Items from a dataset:
┌──

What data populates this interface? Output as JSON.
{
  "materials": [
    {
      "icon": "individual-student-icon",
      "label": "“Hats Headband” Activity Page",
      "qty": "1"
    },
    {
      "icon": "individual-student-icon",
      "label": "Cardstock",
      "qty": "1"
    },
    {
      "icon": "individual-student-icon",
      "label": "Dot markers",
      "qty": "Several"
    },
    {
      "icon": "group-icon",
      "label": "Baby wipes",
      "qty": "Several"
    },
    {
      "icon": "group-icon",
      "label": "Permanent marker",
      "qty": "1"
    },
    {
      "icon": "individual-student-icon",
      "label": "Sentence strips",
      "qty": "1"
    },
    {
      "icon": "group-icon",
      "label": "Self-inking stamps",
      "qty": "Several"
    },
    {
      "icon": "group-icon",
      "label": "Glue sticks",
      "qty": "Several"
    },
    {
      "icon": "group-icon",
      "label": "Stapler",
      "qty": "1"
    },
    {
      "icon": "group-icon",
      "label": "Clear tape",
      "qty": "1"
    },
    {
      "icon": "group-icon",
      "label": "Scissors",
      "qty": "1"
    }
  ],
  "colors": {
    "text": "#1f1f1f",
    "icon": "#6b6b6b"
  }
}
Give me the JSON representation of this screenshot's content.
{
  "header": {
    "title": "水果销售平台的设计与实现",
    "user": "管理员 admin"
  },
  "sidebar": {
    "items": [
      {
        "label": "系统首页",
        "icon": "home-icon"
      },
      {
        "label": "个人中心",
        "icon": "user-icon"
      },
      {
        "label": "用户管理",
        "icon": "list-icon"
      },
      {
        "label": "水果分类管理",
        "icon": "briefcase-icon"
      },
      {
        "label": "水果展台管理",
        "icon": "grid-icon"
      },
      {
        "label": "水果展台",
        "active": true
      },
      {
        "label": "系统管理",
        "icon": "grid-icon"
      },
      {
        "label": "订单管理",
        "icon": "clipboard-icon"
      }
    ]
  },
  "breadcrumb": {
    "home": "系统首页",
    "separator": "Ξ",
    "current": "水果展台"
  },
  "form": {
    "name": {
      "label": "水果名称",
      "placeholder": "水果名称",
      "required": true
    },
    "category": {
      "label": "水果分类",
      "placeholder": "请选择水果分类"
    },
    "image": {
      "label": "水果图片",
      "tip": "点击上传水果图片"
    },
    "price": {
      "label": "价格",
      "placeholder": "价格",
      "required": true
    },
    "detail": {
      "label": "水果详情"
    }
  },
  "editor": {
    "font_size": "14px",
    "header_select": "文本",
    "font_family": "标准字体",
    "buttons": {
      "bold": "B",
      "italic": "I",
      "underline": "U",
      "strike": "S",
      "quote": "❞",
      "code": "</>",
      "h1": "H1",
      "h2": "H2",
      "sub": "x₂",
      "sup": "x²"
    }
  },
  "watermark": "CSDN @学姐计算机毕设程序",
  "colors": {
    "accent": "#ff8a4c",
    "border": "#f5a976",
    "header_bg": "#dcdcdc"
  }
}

└──

Faithfully reproduce all of the records, character for character.

What data populates this interface? Output as JSON.
{
  "materials": [
    {
      "icon": "individual-student-icon",
      "label": "“Hats Headband” Activity Page",
      "qty": "1"
    },
    {
      "icon": "individual-student-icon",
      "label": "Cardstock",
      "qty": "1"
    },
    {
      "icon": "individual-student-icon",
      "label": "Dot markers",
      "qty": "Several"
    },
    {
      "icon": "group-icon",
      "label": "Baby wipes",
      "qty": "Several"
    },
    {
      "icon": "group-icon",
      "label": "Permanent marker",
      "qty": "1"
    },
    {
      "icon": "individual-student-icon",
      "label": "Sentence strips",
      "qty": "1"
    },
    {
      "icon": "group-icon",
      "label": "Self-inking stamps",
      "qty": "Several"
    },
    {
      "icon": "group-icon",
      "label": "Glue sticks",
      "qty": "Several"
    },
    {
      "icon": "group-icon",
      "label": "Stapler",
      "qty": "1"
    },
    {
      "icon": "group-icon",
      "label": "Clear tape",
      "qty": "1"
    },
    {
      "icon": "group-icon",
      "label": "Scissors",
      "qty": "1"
    }
  ],
  "colors": {
    "text": "#1f1f1f",
    "icon": "#6b6b6b"
  }
}
Give me the JSON representation of this screenshot's content.
{
  "header": {
    "title": "水果销售平台的设计与实现",
    "user": "管理员 admin"
  },
  "sidebar": {
    "items": [
      {
        "label": "系统首页",
        "icon": "home-icon"
      },
      {
        "label": "个人中心",
        "icon": "user-icon"
      },
      {
        "label": "用户管理",
        "icon": "list-icon"
      },
      {
        "label": "水果分类管理",
        "icon": "briefcase-icon"
      },
      {
        "label": "水果展台管理",
        "icon": "grid-icon"
      },
      {
        "label": "水果展台",
        "active": true
      },
      {
        "label": "系统管理",
        "icon": "grid-icon"
      },
      {
        "label": "订单管理",
        "icon": "clipboard-icon"
      }
    ]
  },
  "breadcrumb": {
    "home": "系统首页",
    "separator": "Ξ",
    "current": "水果展台"
  },
  "form": {
    "name": {
      "label": "水果名称",
      "placeholder": "水果名称",
      "required": true
    },
    "category": {
      "label": "水果分类",
      "placeholder": "请选择水果分类"
    },
    "image": {
      "label": "水果图片",
      "tip": "点击上传水果图片"
    },
    "price": {
      "label": "价格",
      "placeholder": "价格",
      "required": true
    },
    "detail": {
      "label": "水果详情"
    }
  },
  "editor": {
    "font_size": "14px",
    "header_select": "文本",
    "font_family": "标准字体",
    "buttons": {
      "bold": "B",
      "italic": "I",
      "underline": "U",
      "strike": "S",
      "quote": "❞",
      "code": "</>",
      "h1": "H1",
      "h2": "H2",
      "sub": "x₂",
      "sup": "x²"
    }
  },
  "watermark": "CSDN @学姐计算机毕设程序",
  "colors": {
    "accent": "#ff8a4c",
    "border": "#f5a976",
    "header_bg": "#dcdcdc"
  }
}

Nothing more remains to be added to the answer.